- [Stated goal]
Show each line of the data below that has the string "text" in it.

- [Extracted material]

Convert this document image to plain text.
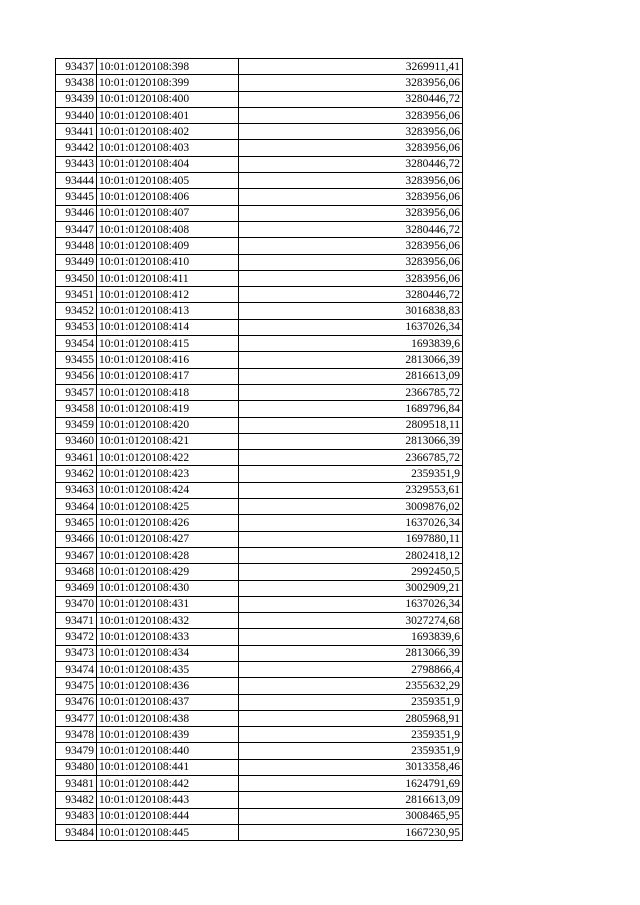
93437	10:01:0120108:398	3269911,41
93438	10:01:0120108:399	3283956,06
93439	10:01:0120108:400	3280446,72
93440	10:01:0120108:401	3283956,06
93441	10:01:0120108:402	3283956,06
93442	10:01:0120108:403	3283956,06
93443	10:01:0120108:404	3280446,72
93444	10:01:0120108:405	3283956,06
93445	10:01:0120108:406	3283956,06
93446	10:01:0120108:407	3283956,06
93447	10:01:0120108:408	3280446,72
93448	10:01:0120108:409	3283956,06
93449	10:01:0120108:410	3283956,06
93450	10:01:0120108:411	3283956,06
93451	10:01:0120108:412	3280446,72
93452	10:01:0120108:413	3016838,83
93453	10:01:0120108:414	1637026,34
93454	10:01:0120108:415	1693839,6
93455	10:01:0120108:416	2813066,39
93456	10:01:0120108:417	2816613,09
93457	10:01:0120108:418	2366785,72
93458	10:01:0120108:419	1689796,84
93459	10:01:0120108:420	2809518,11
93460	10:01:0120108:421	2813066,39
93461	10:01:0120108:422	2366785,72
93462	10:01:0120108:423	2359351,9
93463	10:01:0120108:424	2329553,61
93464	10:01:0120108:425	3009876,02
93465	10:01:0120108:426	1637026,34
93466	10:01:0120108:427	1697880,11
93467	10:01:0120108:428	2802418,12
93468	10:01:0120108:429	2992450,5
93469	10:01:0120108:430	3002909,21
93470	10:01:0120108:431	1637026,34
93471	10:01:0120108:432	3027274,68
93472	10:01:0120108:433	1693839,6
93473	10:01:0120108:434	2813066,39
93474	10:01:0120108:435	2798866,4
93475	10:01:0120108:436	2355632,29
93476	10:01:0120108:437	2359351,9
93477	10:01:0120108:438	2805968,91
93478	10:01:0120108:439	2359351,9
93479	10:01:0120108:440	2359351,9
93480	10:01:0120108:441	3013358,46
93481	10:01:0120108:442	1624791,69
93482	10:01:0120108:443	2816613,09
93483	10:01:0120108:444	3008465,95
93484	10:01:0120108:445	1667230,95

---

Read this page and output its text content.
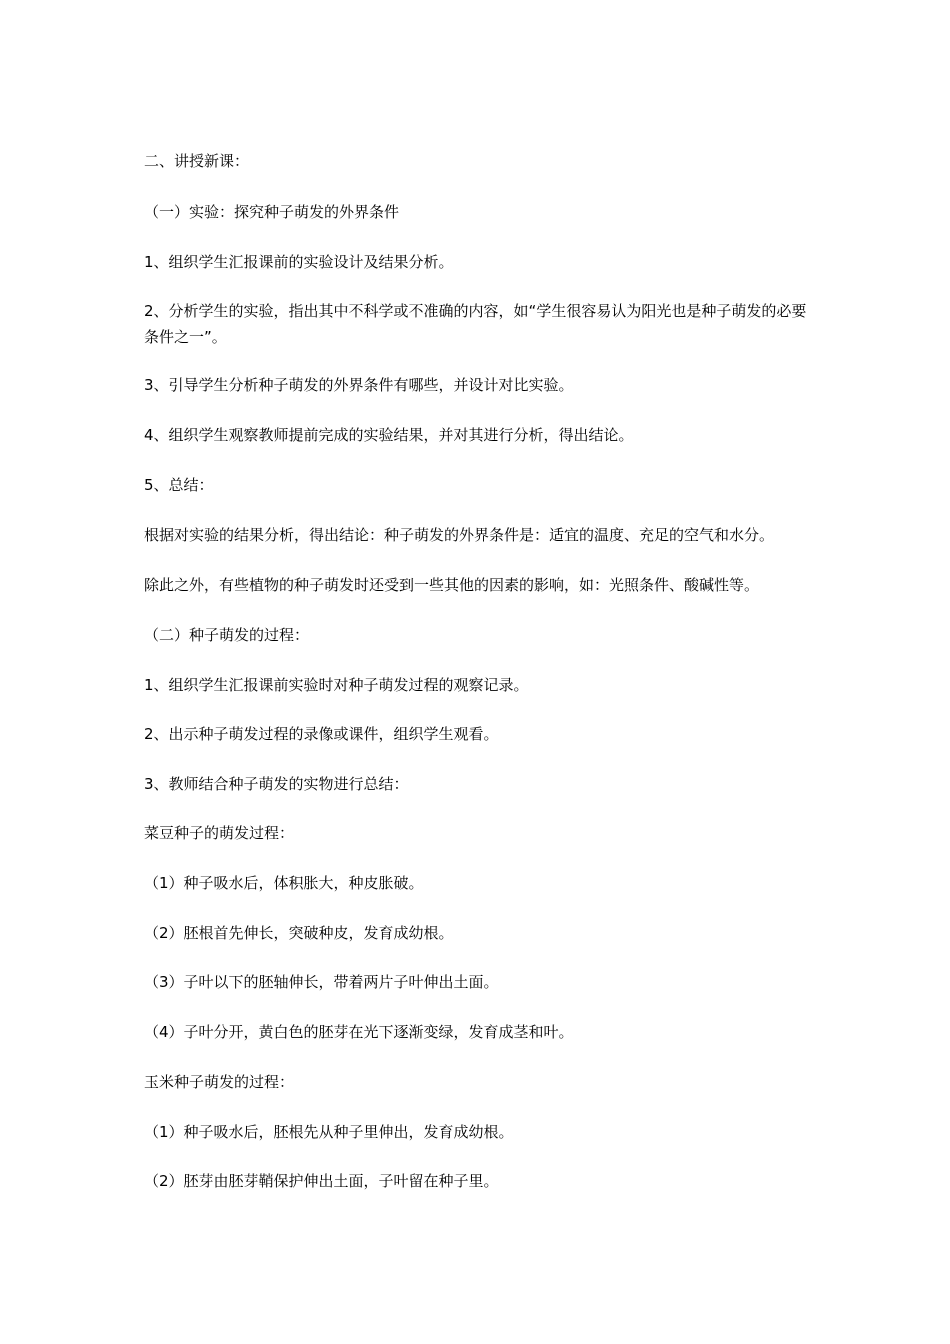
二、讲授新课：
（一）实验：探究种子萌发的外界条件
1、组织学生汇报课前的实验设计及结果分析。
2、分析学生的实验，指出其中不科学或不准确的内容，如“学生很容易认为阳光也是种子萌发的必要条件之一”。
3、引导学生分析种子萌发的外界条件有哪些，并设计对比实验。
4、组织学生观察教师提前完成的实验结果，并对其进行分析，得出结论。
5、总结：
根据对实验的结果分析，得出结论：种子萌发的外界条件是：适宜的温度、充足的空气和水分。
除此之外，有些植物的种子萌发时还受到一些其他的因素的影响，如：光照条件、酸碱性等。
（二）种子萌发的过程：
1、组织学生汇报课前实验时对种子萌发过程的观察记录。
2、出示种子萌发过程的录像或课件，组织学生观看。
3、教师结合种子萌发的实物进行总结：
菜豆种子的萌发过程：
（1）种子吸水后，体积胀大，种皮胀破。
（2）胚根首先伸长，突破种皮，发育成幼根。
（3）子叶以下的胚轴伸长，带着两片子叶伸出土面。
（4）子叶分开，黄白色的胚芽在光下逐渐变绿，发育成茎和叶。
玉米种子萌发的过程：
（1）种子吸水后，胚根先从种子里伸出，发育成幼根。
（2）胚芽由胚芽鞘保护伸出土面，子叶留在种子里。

- [Result below]
Convert this document image to plain text.
Read this page and output its text content.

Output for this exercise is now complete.